**MATERIAL FOR THIS TASK**
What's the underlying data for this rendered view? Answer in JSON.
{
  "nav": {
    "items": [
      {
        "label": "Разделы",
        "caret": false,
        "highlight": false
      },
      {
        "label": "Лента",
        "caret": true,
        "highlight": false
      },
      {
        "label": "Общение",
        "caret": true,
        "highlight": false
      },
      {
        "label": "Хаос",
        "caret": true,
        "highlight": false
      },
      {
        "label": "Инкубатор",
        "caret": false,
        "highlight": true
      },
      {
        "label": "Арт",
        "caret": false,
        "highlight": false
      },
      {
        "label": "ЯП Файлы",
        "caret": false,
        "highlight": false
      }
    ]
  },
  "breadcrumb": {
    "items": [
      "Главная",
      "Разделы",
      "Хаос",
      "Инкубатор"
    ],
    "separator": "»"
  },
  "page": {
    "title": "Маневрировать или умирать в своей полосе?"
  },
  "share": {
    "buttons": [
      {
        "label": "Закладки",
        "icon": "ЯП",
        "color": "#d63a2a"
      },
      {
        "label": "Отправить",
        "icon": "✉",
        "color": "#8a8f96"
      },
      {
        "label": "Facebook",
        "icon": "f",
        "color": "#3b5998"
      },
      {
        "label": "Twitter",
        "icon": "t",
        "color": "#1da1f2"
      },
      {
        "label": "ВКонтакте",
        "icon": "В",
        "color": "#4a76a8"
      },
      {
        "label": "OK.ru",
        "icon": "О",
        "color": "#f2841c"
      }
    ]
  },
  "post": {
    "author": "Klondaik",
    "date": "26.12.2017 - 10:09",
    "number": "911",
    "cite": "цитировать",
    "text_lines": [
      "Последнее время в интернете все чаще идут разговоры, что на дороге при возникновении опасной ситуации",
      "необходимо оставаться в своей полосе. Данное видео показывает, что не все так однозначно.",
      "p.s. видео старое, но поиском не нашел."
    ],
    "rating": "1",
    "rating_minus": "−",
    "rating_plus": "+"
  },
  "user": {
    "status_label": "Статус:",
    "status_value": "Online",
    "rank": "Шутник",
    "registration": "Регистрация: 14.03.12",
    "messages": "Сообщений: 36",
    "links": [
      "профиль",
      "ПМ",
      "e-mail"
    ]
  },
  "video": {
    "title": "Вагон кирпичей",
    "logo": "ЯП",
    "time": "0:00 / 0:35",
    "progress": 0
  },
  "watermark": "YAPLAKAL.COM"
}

**WHAT IS ASKED**
Retype the records in full. Keep every line identical to the original.

**WRITTEN SOLUTION**
What's the underlying data for this rendered view? Answer in JSON.
{
  "nav": {
    "items": [
      {
        "label": "Разделы",
        "caret": false,
        "highlight": false
      },
      {
        "label": "Лента",
        "caret": true,
        "highlight": false
      },
      {
        "label": "Общение",
        "caret": true,
        "highlight": false
      },
      {
        "label": "Хаос",
        "caret": true,
        "highlight": false
      },
      {
        "label": "Инкубатор",
        "caret": false,
        "highlight": true
      },
      {
        "label": "Арт",
        "caret": false,
        "highlight": false
      },
      {
        "label": "ЯП Файлы",
        "caret": false,
        "highlight": false
      }
    ]
  },
  "breadcrumb": {
    "items": [
      "Главная",
      "Разделы",
      "Хаос",
      "Инкубатор"
    ],
    "separator": "»"
  },
  "page": {
    "title": "Маневрировать или умирать в своей полосе?"
  },
  "share": {
    "buttons": [
      {
        "label": "Закладки",
        "icon": "ЯП",
        "color": "#d63a2a"
      },
      {
        "label": "Отправить",
        "icon": "✉",
        "color": "#8a8f96"
      },
      {
        "label": "Facebook",
        "icon": "f",
        "color": "#3b5998"
      },
      {
        "label": "Twitter",
        "icon": "t",
        "color": "#1da1f2"
      },
      {
        "label": "ВКонтакте",
        "icon": "В",
        "color": "#4a76a8"
      },
      {
        "label": "OK.ru",
        "icon": "О",
        "color": "#f2841c"
      }
    ]
  },
  "post": {
    "author": "Klondaik",
    "date": "26.12.2017 - 10:09",
    "number": "911",
    "cite": "цитировать",
    "text_lines": [
      "Последнее время в интернете все чаще идут разговоры, что на дороге при возникновении опасной ситуации",
      "необходимо оставаться в своей полосе. Данное видео показывает, что не все так однозначно.",
      "p.s. видео старое, но поиском не нашел."
    ],
    "rating": "1",
    "rating_minus": "−",
    "rating_plus": "+"
  },
  "user": {
    "status_label": "Статус:",
    "status_value": "Online",
    "rank": "Шутник",
    "registration": "Регистрация: 14.03.12",
    "messages": "Сообщений: 36",
    "links": [
      "профиль",
      "ПМ",
      "e-mail"
    ]
  },
  "video": {
    "title": "Вагон кирпичей",
    "logo": "ЯП",
    "time": "0:00 / 0:35",
    "progress": 0
  },
  "watermark": "YAPLAKAL.COM"
}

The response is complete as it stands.